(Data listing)
____________________
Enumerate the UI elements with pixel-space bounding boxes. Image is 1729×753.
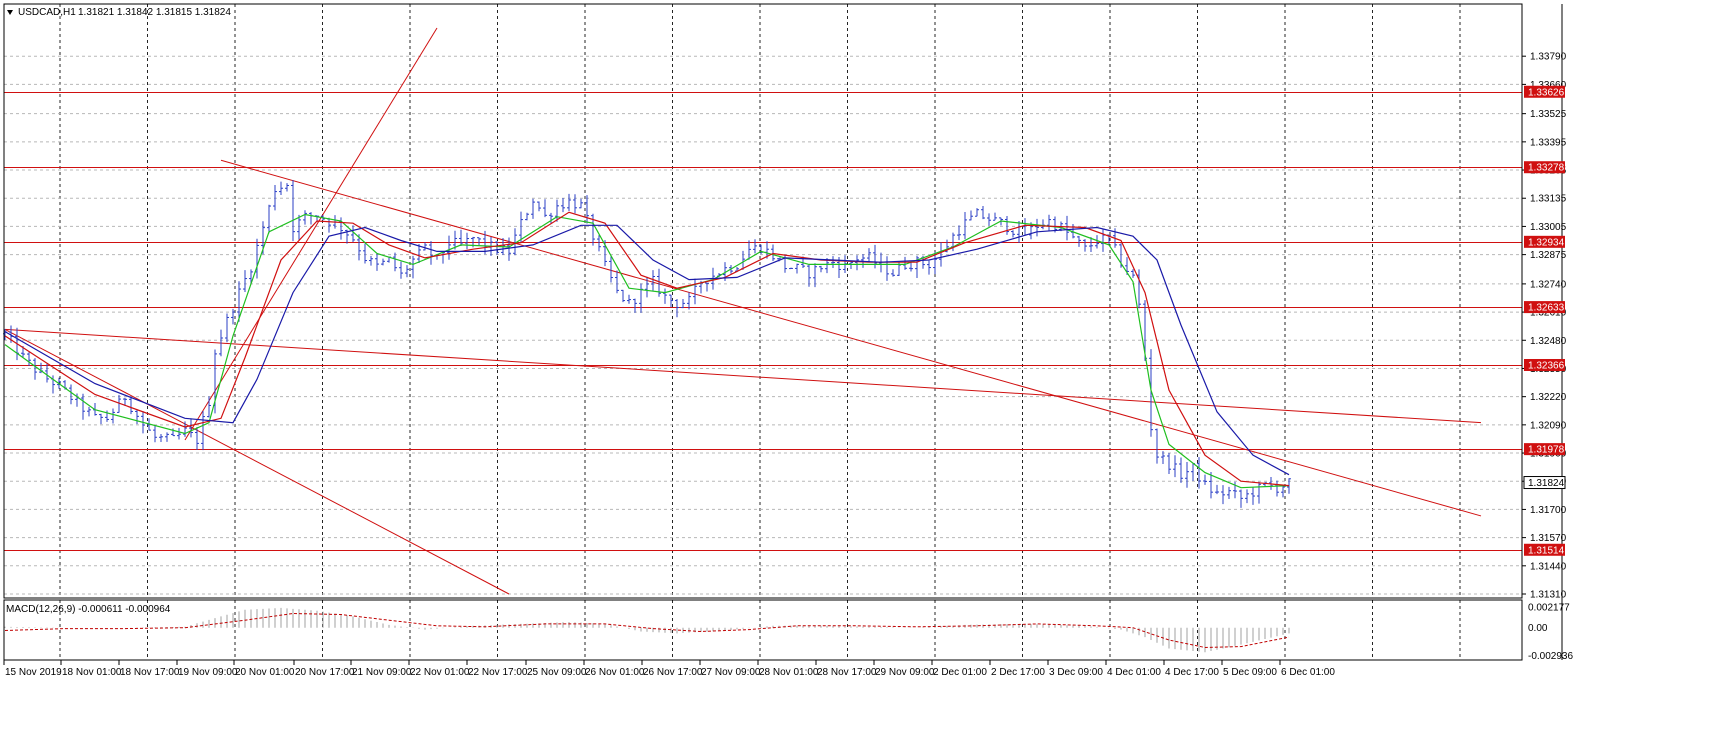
time-tick-label: 22 Nov 01:00 xyxy=(410,667,470,678)
time-tick-label: 29 Nov 09:00 xyxy=(875,667,935,678)
price-tick-label: 1.33135 xyxy=(1530,194,1567,205)
time-tick-label: 20 Nov 17:00 xyxy=(295,667,355,678)
level-price-label: 1.33278 xyxy=(1528,163,1565,174)
macd-tick-label: 0.00 xyxy=(1528,623,1548,634)
time-tick-label: 26 Nov 17:00 xyxy=(643,667,703,678)
level-price-label: 1.31978 xyxy=(1528,445,1565,456)
chart-background xyxy=(0,0,1729,753)
time-tick-label: 3 Dec 09:00 xyxy=(1049,667,1103,678)
time-tick-label: 22 Nov 17:00 xyxy=(468,667,528,678)
macd-tick-label: 0.002177 xyxy=(1528,603,1570,614)
time-tick-label: 18 Nov 01:00 xyxy=(62,667,122,678)
price-tick-label: 1.32875 xyxy=(1530,250,1567,261)
price-tick-label: 1.32220 xyxy=(1530,392,1567,403)
time-tick-label: 28 Nov 01:00 xyxy=(759,667,819,678)
level-price-label: 1.33626 xyxy=(1528,87,1565,98)
symbol-header[interactable]: USDCAD,H1 1.31821 1.31842 1.31815 1.3182… xyxy=(7,7,231,18)
time-tick-label: 28 Nov 17:00 xyxy=(817,667,877,678)
macd-label: MACD(12,26,9) -0.000611 -0.000964 xyxy=(6,604,171,615)
ohlc-values: 1.31821 1.31842 1.31815 1.31824 xyxy=(78,7,231,18)
price-tick-label: 1.32090 xyxy=(1530,420,1567,431)
level-price-label: 1.32633 xyxy=(1528,303,1565,314)
level-price-label: 1.31514 xyxy=(1528,545,1565,556)
price-tick-label: 1.33395 xyxy=(1530,137,1567,148)
time-tick-label: 25 Nov 09:00 xyxy=(527,667,587,678)
macd-tick-label: -0.002936 xyxy=(1528,651,1573,662)
price-tick-label: 1.33790 xyxy=(1530,52,1567,63)
trading-chart[interactable]: 1.337901.336601.335251.333951.332651.331… xyxy=(0,0,1729,753)
time-tick-label: 2 Dec 01:00 xyxy=(933,667,987,678)
price-tick-label: 1.32480 xyxy=(1530,336,1567,347)
time-tick-label: 18 Nov 17:00 xyxy=(120,667,180,678)
price-tick-label: 1.31700 xyxy=(1530,505,1567,516)
price-tick-label: 1.31310 xyxy=(1530,590,1567,601)
price-tick-label: 1.31440 xyxy=(1530,561,1567,572)
level-price-label: 1.32366 xyxy=(1528,360,1565,371)
time-tick-label: 27 Nov 09:00 xyxy=(701,667,761,678)
time-tick-label: 21 Nov 09:00 xyxy=(352,667,412,678)
price-tick-label: 1.32740 xyxy=(1530,279,1567,290)
time-tick-label: 6 Dec 01:00 xyxy=(1281,667,1335,678)
time-tick-label: 4 Dec 17:00 xyxy=(1165,667,1219,678)
level-price-label: 1.32934 xyxy=(1528,237,1565,248)
time-tick-label: 4 Dec 01:00 xyxy=(1107,667,1161,678)
symbol-label: USDCAD,H1 xyxy=(18,7,76,18)
time-tick-label: 5 Dec 09:00 xyxy=(1223,667,1277,678)
time-tick-label: 20 Nov 01:00 xyxy=(235,667,295,678)
price-tick-label: 1.33525 xyxy=(1530,109,1567,120)
time-tick-label: 15 Nov 2019 xyxy=(5,667,62,678)
time-tick-label: 26 Nov 01:00 xyxy=(585,667,645,678)
time-tick-label: 19 Nov 09:00 xyxy=(178,667,238,678)
price-tick-label: 1.31570 xyxy=(1530,533,1567,544)
price-tick-label: 1.33005 xyxy=(1530,222,1567,233)
time-tick-label: 2 Dec 17:00 xyxy=(991,667,1045,678)
current-price-label: 1.31824 xyxy=(1528,478,1565,489)
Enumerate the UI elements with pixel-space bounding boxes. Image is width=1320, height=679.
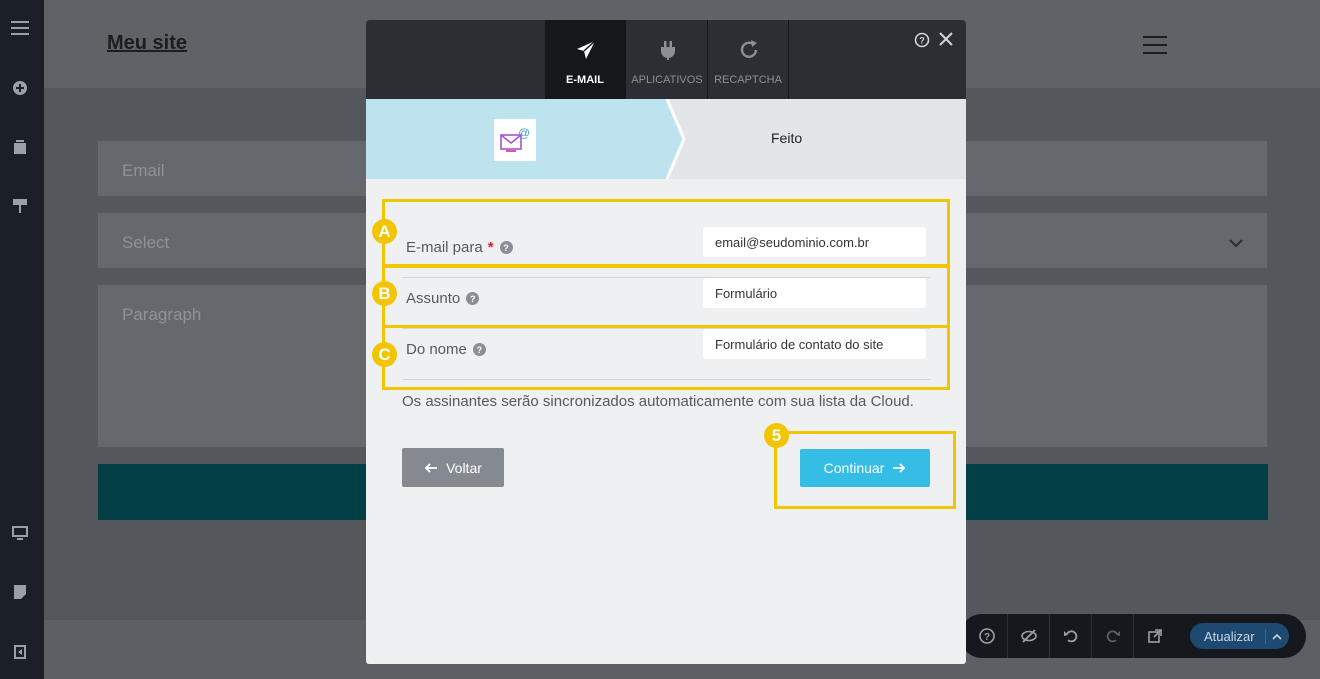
tab-apps-label: APLICATIVOS [631, 74, 703, 86]
highlight-box-5 [774, 431, 956, 509]
tab-recaptcha[interactable]: RECAPTCHA [708, 20, 789, 99]
close-icon[interactable] [937, 30, 955, 48]
undo-icon[interactable] [1050, 614, 1092, 658]
plug-icon [656, 38, 680, 62]
site-title[interactable]: Meu site [107, 32, 187, 55]
external-link-icon[interactable] [1134, 614, 1176, 658]
svg-text:@: @ [518, 126, 530, 140]
modal-header: E-MAIL APLICATIVOS RECAPTCHA ? [366, 20, 966, 99]
step-done-label: Feito [771, 130, 803, 146]
highlight-box-c [382, 325, 950, 390]
svg-text:?: ? [983, 632, 989, 643]
chevron-up-icon[interactable] [1264, 628, 1282, 644]
desktop-icon[interactable] [10, 523, 30, 543]
highlight-box-b [382, 265, 950, 328]
note-icon[interactable] [10, 582, 30, 602]
marker-b: B [372, 281, 397, 306]
hide-icon[interactable] [1008, 614, 1050, 658]
exit-icon[interactable] [10, 642, 30, 662]
wizard-steps: @ Feito [366, 99, 966, 179]
marker-a: A [372, 219, 397, 244]
marker-c: C [372, 342, 397, 367]
menu-icon[interactable] [10, 18, 30, 38]
question-circle-icon[interactable]: ? [914, 32, 930, 48]
back-label: Voltar [446, 459, 482, 476]
pages-icon[interactable] [10, 137, 30, 157]
redo-icon[interactable] [1092, 614, 1134, 658]
help-icon[interactable]: ? [966, 614, 1008, 658]
sync-hint: Os assinantes serão sincronizados automa… [402, 393, 914, 410]
highlight-box-a [382, 199, 950, 267]
left-rail [0, 0, 44, 679]
steps-background [366, 99, 966, 179]
select-placeholder: Select [122, 233, 170, 252]
editor-toolbar: ? Atualizar [960, 614, 1306, 658]
update-button[interactable]: Atualizar [1190, 623, 1289, 649]
add-circle-icon[interactable] [10, 78, 30, 98]
email-at-icon: @ [494, 119, 536, 161]
svg-text:?: ? [919, 36, 925, 46]
chevron-down-icon [1229, 233, 1243, 253]
tab-recaptcha-label: RECAPTCHA [714, 74, 782, 86]
tab-apps[interactable]: APLICATIVOS [627, 20, 708, 99]
update-label: Atualizar [1204, 628, 1255, 644]
refresh-icon [737, 38, 761, 62]
paint-roller-icon[interactable] [10, 196, 30, 216]
tab-email-label: E-MAIL [566, 74, 604, 86]
marker-5: 5 [764, 423, 789, 448]
site-menu-icon[interactable] [1143, 36, 1167, 54]
tab-email[interactable]: E-MAIL [545, 20, 626, 99]
arrow-left-icon [424, 462, 438, 473]
paper-plane-icon [574, 38, 598, 62]
back-button[interactable]: Voltar [402, 448, 504, 487]
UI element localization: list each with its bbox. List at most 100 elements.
____________________
→ **WORK INSTRUCTIONS**: Please extract the lines from the records exactly as they appear, beginning at the line that contains "time-tick-label: 22 Nov 01:00" and stopping after the line that contains "macd-tick-label: -0.002936 xyxy=(1528,651,1573,662)".

→ **SOLUTION TO THIS EXERCISE**:
time-tick-label: 22 Nov 01:00 xyxy=(410,667,470,678)
time-tick-label: 29 Nov 09:00 xyxy=(875,667,935,678)
price-tick-label: 1.33135 xyxy=(1530,194,1567,205)
time-tick-label: 20 Nov 17:00 xyxy=(295,667,355,678)
level-price-label: 1.33278 xyxy=(1528,163,1565,174)
macd-tick-label: 0.00 xyxy=(1528,623,1548,634)
time-tick-label: 26 Nov 17:00 xyxy=(643,667,703,678)
level-price-label: 1.31978 xyxy=(1528,445,1565,456)
chart-background xyxy=(0,0,1729,753)
time-tick-label: 3 Dec 09:00 xyxy=(1049,667,1103,678)
time-tick-label: 22 Nov 17:00 xyxy=(468,667,528,678)
macd-tick-label: 0.002177 xyxy=(1528,603,1570,614)
time-tick-label: 18 Nov 01:00 xyxy=(62,667,122,678)
price-tick-label: 1.32875 xyxy=(1530,250,1567,261)
price-tick-label: 1.32220 xyxy=(1530,392,1567,403)
time-tick-label: 28 Nov 01:00 xyxy=(759,667,819,678)
level-price-label: 1.33626 xyxy=(1528,87,1565,98)
symbol-header[interactable]: USDCAD,H1 1.31821 1.31842 1.31815 1.3182… xyxy=(7,7,231,18)
time-tick-label: 28 Nov 17:00 xyxy=(817,667,877,678)
macd-label: MACD(12,26,9) -0.000611 -0.000964 xyxy=(6,604,171,615)
ohlc-values: 1.31821 1.31842 1.31815 1.31824 xyxy=(78,7,231,18)
price-tick-label: 1.32090 xyxy=(1530,420,1567,431)
level-price-label: 1.32633 xyxy=(1528,303,1565,314)
level-price-label: 1.31514 xyxy=(1528,545,1565,556)
price-tick-label: 1.33395 xyxy=(1530,137,1567,148)
time-tick-label: 25 Nov 09:00 xyxy=(527,667,587,678)
macd-tick-label: -0.002936 xyxy=(1528,651,1573,662)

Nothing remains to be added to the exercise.